= WHAT IS BEING ASKED =
Copy each line below that contains "Predicted".

= PROVIDED DATA =
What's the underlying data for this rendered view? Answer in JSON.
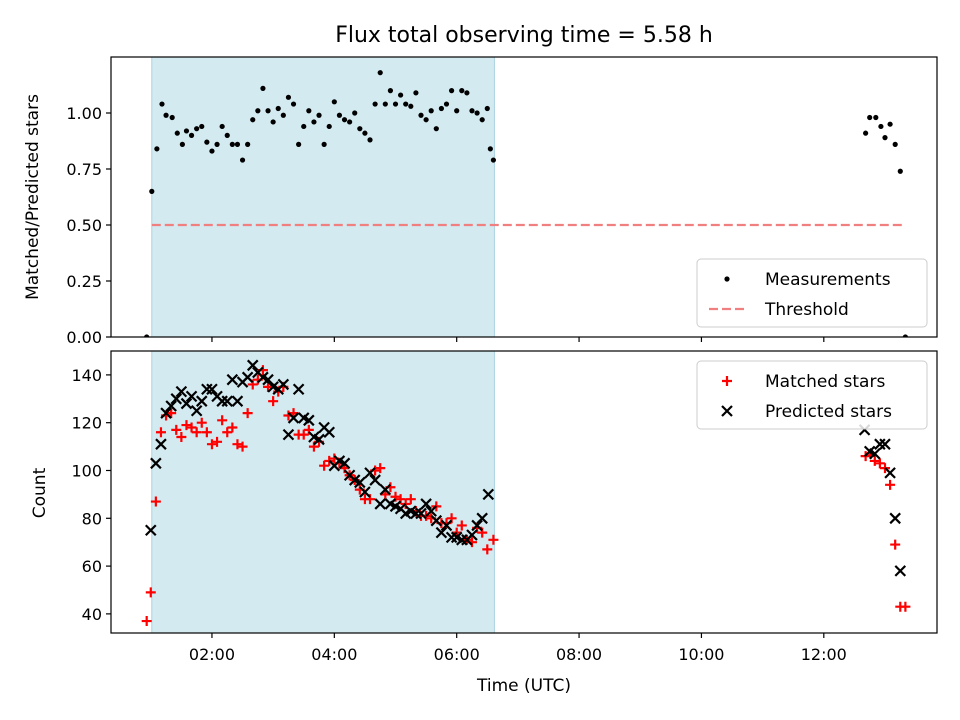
{
  "chart_data": [
    {
      "type": "scatter",
      "title": "Flux total observing time = 5.58 h",
      "xlabel": "",
      "ylabel": "Matched/Predicted stars",
      "x_unit": "hours UTC",
      "xlim": [
        "00:21",
        "13:51"
      ],
      "ylim": [
        0,
        1.25
      ],
      "yticks": [
        "0.00",
        "0.25",
        "0.50",
        "0.75",
        "1.00"
      ],
      "shaded_interval": [
        "01:01",
        "06:37"
      ],
      "shade_color": "#d3eaf1",
      "legend_position": "lower-right",
      "series": [
        {
          "name": "Measurements",
          "marker": "dot",
          "color": "#000000",
          "points": [
            [
              "00:56",
              0.0
            ],
            [
              "01:01",
              0.65
            ],
            [
              "01:06",
              0.84
            ],
            [
              "01:11",
              1.04
            ],
            [
              "01:15",
              0.99
            ],
            [
              "01:21",
              0.98
            ],
            [
              "01:26",
              0.91
            ],
            [
              "01:31",
              0.86
            ],
            [
              "01:35",
              0.92
            ],
            [
              "01:40",
              0.9
            ],
            [
              "01:45",
              0.93
            ],
            [
              "01:50",
              0.94
            ],
            [
              "01:55",
              0.87
            ],
            [
              "02:00",
              0.83
            ],
            [
              "02:05",
              0.86
            ],
            [
              "02:10",
              0.94
            ],
            [
              "02:15",
              0.9
            ],
            [
              "02:20",
              0.86
            ],
            [
              "02:25",
              0.86
            ],
            [
              "02:30",
              0.79
            ],
            [
              "02:35",
              0.86
            ],
            [
              "02:40",
              0.97
            ],
            [
              "02:45",
              1.01
            ],
            [
              "02:50",
              1.11
            ],
            [
              "02:55",
              1.01
            ],
            [
              "03:00",
              0.96
            ],
            [
              "03:05",
              1.02
            ],
            [
              "03:10",
              0.99
            ],
            [
              "03:15",
              1.07
            ],
            [
              "03:20",
              1.04
            ],
            [
              "03:25",
              0.86
            ],
            [
              "03:30",
              0.94
            ],
            [
              "03:35",
              1.01
            ],
            [
              "03:40",
              0.96
            ],
            [
              "03:45",
              0.99
            ],
            [
              "03:50",
              0.86
            ],
            [
              "03:55",
              0.94
            ],
            [
              "04:00",
              1.05
            ],
            [
              "04:05",
              0.99
            ],
            [
              "04:10",
              0.97
            ],
            [
              "04:15",
              0.96
            ],
            [
              "04:20",
              1.0
            ],
            [
              "04:25",
              0.93
            ],
            [
              "04:30",
              0.91
            ],
            [
              "04:35",
              0.88
            ],
            [
              "04:40",
              1.04
            ],
            [
              "04:45",
              1.18
            ],
            [
              "04:50",
              1.04
            ],
            [
              "04:55",
              1.1
            ],
            [
              "05:00",
              1.04
            ],
            [
              "05:05",
              1.08
            ],
            [
              "05:10",
              1.04
            ],
            [
              "05:15",
              1.03
            ],
            [
              "05:20",
              1.09
            ],
            [
              "05:25",
              0.99
            ],
            [
              "05:30",
              0.97
            ],
            [
              "05:35",
              1.01
            ],
            [
              "05:40",
              0.93
            ],
            [
              "05:45",
              1.02
            ],
            [
              "05:50",
              1.04
            ],
            [
              "05:55",
              1.1
            ],
            [
              "06:00",
              1.01
            ],
            [
              "06:05",
              1.1
            ],
            [
              "06:10",
              1.09
            ],
            [
              "06:15",
              1.01
            ],
            [
              "06:20",
              1.0
            ],
            [
              "06:25",
              0.97
            ],
            [
              "06:30",
              1.02
            ],
            [
              "06:33",
              0.84
            ],
            [
              "06:36",
              0.79
            ],
            [
              "12:41",
              0.91
            ],
            [
              "12:45",
              0.98
            ],
            [
              "12:51",
              0.98
            ],
            [
              "12:56",
              0.94
            ],
            [
              "13:00",
              0.89
            ],
            [
              "13:05",
              0.95
            ],
            [
              "13:10",
              0.86
            ],
            [
              "13:15",
              0.74
            ],
            [
              "13:20",
              0.0
            ]
          ]
        },
        {
          "name": "Threshold",
          "marker": "dashed-line",
          "color": "#f08080",
          "points": [
            [
              "01:01",
              0.5
            ],
            [
              "13:20",
              0.5
            ]
          ]
        }
      ]
    },
    {
      "type": "scatter",
      "title": "",
      "xlabel": "Time (UTC)",
      "ylabel": "Count",
      "x_unit": "hours UTC",
      "xlim": [
        "00:21",
        "13:51"
      ],
      "ylim": [
        32,
        150
      ],
      "yticks": [
        "40",
        "60",
        "80",
        "100",
        "120",
        "140"
      ],
      "xticks": [
        "02:00",
        "04:00",
        "06:00",
        "08:00",
        "10:00",
        "12:00"
      ],
      "shaded_interval": [
        "01:01",
        "06:37"
      ],
      "shade_color": "#d3eaf1",
      "legend_position": "top-right",
      "series": [
        {
          "name": "Matched stars",
          "marker": "plus",
          "color": "#ff0000",
          "points": [
            [
              "00:56",
              37
            ],
            [
              "01:00",
              49
            ],
            [
              "01:05",
              87
            ],
            [
              "01:10",
              116
            ],
            [
              "01:15",
              123
            ],
            [
              "01:20",
              124
            ],
            [
              "01:25",
              117
            ],
            [
              "01:30",
              114
            ],
            [
              "01:35",
              119
            ],
            [
              "01:40",
              118
            ],
            [
              "01:45",
              116
            ],
            [
              "01:50",
              120
            ],
            [
              "01:55",
              116
            ],
            [
              "02:00",
              111
            ],
            [
              "02:05",
              112
            ],
            [
              "02:10",
              121
            ],
            [
              "02:15",
              116
            ],
            [
              "02:20",
              118
            ],
            [
              "02:25",
              111
            ],
            [
              "02:30",
              110
            ],
            [
              "02:35",
              124
            ],
            [
              "02:40",
              136
            ],
            [
              "02:45",
              138
            ],
            [
              "02:50",
              142
            ],
            [
              "02:55",
              135
            ],
            [
              "03:00",
              129
            ],
            [
              "03:05",
              133
            ],
            [
              "03:10",
              135
            ],
            [
              "03:15",
              123
            ],
            [
              "03:20",
              124
            ],
            [
              "03:25",
              115
            ],
            [
              "03:30",
              115
            ],
            [
              "03:35",
              117
            ],
            [
              "03:40",
              110
            ],
            [
              "03:45",
              112
            ],
            [
              "03:50",
              102
            ],
            [
              "03:55",
              104
            ],
            [
              "04:00",
              105
            ],
            [
              "04:05",
              103
            ],
            [
              "04:10",
              101
            ],
            [
              "04:15",
              98
            ],
            [
              "04:20",
              96
            ],
            [
              "04:25",
              92
            ],
            [
              "04:30",
              88
            ],
            [
              "04:35",
              88
            ],
            [
              "04:40",
              100
            ],
            [
              "04:45",
              101
            ],
            [
              "04:50",
              90
            ],
            [
              "04:55",
              93
            ],
            [
              "05:00",
              89
            ],
            [
              "05:05",
              88
            ],
            [
              "05:10",
              86
            ],
            [
              "05:15",
              88
            ],
            [
              "05:20",
              83
            ],
            [
              "05:25",
              81
            ],
            [
              "05:30",
              81
            ],
            [
              "05:35",
              80
            ],
            [
              "05:40",
              85
            ],
            [
              "05:45",
              78
            ],
            [
              "05:50",
              78
            ],
            [
              "05:55",
              80
            ],
            [
              "06:00",
              74
            ],
            [
              "06:05",
              77
            ],
            [
              "06:10",
              71
            ],
            [
              "06:15",
              70
            ],
            [
              "06:20",
              76
            ],
            [
              "06:25",
              74
            ],
            [
              "06:30",
              67
            ],
            [
              "06:36",
              71
            ],
            [
              "12:41",
              106
            ],
            [
              "12:46",
              107
            ],
            [
              "12:50",
              104
            ],
            [
              "12:55",
              103
            ],
            [
              "13:00",
              101
            ],
            [
              "13:05",
              94
            ],
            [
              "13:10",
              69
            ],
            [
              "13:15",
              43
            ],
            [
              "13:20",
              43
            ]
          ]
        },
        {
          "name": "Predicted stars",
          "marker": "x",
          "color": "#000000",
          "points": [
            [
              "01:00",
              75
            ],
            [
              "01:05",
              103
            ],
            [
              "01:10",
              111
            ],
            [
              "01:15",
              124
            ],
            [
              "01:20",
              127
            ],
            [
              "01:25",
              130
            ],
            [
              "01:30",
              133
            ],
            [
              "01:35",
              128
            ],
            [
              "01:40",
              131
            ],
            [
              "01:45",
              125
            ],
            [
              "01:50",
              129
            ],
            [
              "01:55",
              134
            ],
            [
              "02:00",
              134
            ],
            [
              "02:05",
              131
            ],
            [
              "02:10",
              129
            ],
            [
              "02:15",
              129
            ],
            [
              "02:20",
              138
            ],
            [
              "02:25",
              129
            ],
            [
              "02:30",
              137
            ],
            [
              "02:35",
              139
            ],
            [
              "02:40",
              144
            ],
            [
              "02:45",
              141
            ],
            [
              "02:50",
              139
            ],
            [
              "02:55",
              138
            ],
            [
              "03:00",
              135
            ],
            [
              "03:05",
              134
            ],
            [
              "03:10",
              136
            ],
            [
              "03:15",
              115
            ],
            [
              "03:20",
              122
            ],
            [
              "03:25",
              134
            ],
            [
              "03:30",
              122
            ],
            [
              "03:35",
              121
            ],
            [
              "03:40",
              114
            ],
            [
              "03:45",
              113
            ],
            [
              "03:50",
              118
            ],
            [
              "03:55",
              116
            ],
            [
              "04:00",
              102
            ],
            [
              "04:05",
              104
            ],
            [
              "04:10",
              103
            ],
            [
              "04:15",
              98
            ],
            [
              "04:20",
              96
            ],
            [
              "04:25",
              95
            ],
            [
              "04:30",
              91
            ],
            [
              "04:35",
              99
            ],
            [
              "04:40",
              96
            ],
            [
              "04:45",
              86
            ],
            [
              "04:50",
              92
            ],
            [
              "04:55",
              86
            ],
            [
              "05:00",
              85
            ],
            [
              "05:05",
              84
            ],
            [
              "05:10",
              82
            ],
            [
              "05:15",
              83
            ],
            [
              "05:20",
              82
            ],
            [
              "05:25",
              82
            ],
            [
              "05:30",
              86
            ],
            [
              "05:35",
              83
            ],
            [
              "05:40",
              79
            ],
            [
              "05:45",
              74
            ],
            [
              "05:50",
              77
            ],
            [
              "05:55",
              72
            ],
            [
              "06:00",
              72
            ],
            [
              "06:05",
              71
            ],
            [
              "06:10",
              71
            ],
            [
              "06:15",
              73
            ],
            [
              "06:20",
              77
            ],
            [
              "06:25",
              80
            ],
            [
              "06:31",
              90
            ],
            [
              "12:40",
              117
            ],
            [
              "12:45",
              108
            ],
            [
              "12:50",
              107
            ],
            [
              "12:55",
              111
            ],
            [
              "13:00",
              111
            ],
            [
              "13:05",
              99
            ],
            [
              "13:10",
              80
            ],
            [
              "13:15",
              58
            ]
          ]
        }
      ]
    }
  ]
}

= THE COMPLETED TASK =
      "ylabel": "Matched/Predicted stars",
          "name": "Predicted stars",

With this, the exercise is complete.